» **DATA SUPPLIED**:
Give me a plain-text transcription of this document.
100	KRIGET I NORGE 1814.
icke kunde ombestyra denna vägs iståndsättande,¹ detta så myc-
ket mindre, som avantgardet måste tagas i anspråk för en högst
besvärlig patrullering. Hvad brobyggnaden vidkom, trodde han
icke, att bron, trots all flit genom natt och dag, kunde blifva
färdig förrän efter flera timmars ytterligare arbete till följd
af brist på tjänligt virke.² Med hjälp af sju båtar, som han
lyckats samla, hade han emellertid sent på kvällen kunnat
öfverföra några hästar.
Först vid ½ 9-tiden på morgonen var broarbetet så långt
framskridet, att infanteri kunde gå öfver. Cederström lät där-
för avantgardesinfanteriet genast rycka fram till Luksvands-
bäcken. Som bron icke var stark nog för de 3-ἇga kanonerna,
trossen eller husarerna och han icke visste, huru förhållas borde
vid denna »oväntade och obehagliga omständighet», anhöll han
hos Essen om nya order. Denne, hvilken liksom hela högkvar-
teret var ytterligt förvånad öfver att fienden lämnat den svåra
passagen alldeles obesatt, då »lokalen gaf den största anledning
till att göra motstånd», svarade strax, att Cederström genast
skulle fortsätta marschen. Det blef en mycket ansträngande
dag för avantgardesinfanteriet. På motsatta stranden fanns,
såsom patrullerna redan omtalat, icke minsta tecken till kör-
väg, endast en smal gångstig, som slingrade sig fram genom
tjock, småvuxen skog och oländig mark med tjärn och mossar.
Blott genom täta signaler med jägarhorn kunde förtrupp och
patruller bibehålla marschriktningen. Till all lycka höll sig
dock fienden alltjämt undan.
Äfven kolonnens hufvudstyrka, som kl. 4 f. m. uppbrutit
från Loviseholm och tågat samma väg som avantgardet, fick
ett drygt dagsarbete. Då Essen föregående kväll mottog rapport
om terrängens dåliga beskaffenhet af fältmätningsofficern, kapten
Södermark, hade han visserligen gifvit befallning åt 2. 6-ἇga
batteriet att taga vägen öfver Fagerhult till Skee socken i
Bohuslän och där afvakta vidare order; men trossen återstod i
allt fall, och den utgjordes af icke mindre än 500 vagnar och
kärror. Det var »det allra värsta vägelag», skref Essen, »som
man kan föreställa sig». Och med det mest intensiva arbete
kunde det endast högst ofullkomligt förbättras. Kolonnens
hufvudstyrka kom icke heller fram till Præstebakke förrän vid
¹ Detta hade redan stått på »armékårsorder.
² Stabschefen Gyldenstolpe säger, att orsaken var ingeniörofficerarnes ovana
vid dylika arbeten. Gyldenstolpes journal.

» **TASK DIRECTIONS**: Take the entries above and write them out again unchanged.

» **SOLUTION**:
Give me a plain-text transcription of this document.
100	KRIGET I NORGE 1814.
icke kunde ombestyra denna vägs iståndsättande,¹ detta så myc-
ket mindre, som avantgardet måste tagas i anspråk för en högst
besvärlig patrullering. Hvad brobyggnaden vidkom, trodde han
icke, att bron, trots all flit genom natt och dag, kunde blifva
färdig förrän efter flera timmars ytterligare arbete till följd
af brist på tjänligt virke.² Med hjälp af sju båtar, som han
lyckats samla, hade han emellertid sent på kvällen kunnat
öfverföra några hästar.
Först vid ½ 9-tiden på morgonen var broarbetet så långt
framskridet, att infanteri kunde gå öfver. Cederström lät där-
för avantgardesinfanteriet genast rycka fram till Luksvands-
bäcken. Som bron icke var stark nog för de 3-ἇga kanonerna,
trossen eller husarerna och han icke visste, huru förhållas borde
vid denna »oväntade och obehagliga omständighet», anhöll han
hos Essen om nya order. Denne, hvilken liksom hela högkvar-
teret var ytterligt förvånad öfver att fienden lämnat den svåra
passagen alldeles obesatt, då »lokalen gaf den största anledning
till att göra motstånd», svarade strax, att Cederström genast
skulle fortsätta marschen. Det blef en mycket ansträngande
dag för avantgardesinfanteriet. På motsatta stranden fanns,
såsom patrullerna redan omtalat, icke minsta tecken till kör-
väg, endast en smal gångstig, som slingrade sig fram genom
tjock, småvuxen skog och oländig mark med tjärn och mossar.
Blott genom täta signaler med jägarhorn kunde förtrupp och
patruller bibehålla marschriktningen. Till all lycka höll sig
dock fienden alltjämt undan.
Äfven kolonnens hufvudstyrka, som kl. 4 f. m. uppbrutit
från Loviseholm och tågat samma väg som avantgardet, fick
ett drygt dagsarbete. Då Essen föregående kväll mottog rapport
om terrängens dåliga beskaffenhet af fältmätningsofficern, kapten
Södermark, hade han visserligen gifvit befallning åt 2. 6-ἇga
batteriet att taga vägen öfver Fagerhult till Skee socken i
Bohuslän och där afvakta vidare order; men trossen återstod i
allt fall, och den utgjordes af icke mindre än 500 vagnar och
kärror. Det var »det allra värsta vägelag», skref Essen, »som
man kan föreställa sig». Och med det mest intensiva arbete
kunde det endast högst ofullkomligt förbättras. Kolonnens
hufvudstyrka kom icke heller fram till Præstebakke förrän vid
¹ Detta hade redan stått på »armékårsorder.
² Stabschefen Gyldenstolpe säger, att orsaken var ingeniörofficerarnes ovana
vid dylika arbeten. Gyldenstolpes journal.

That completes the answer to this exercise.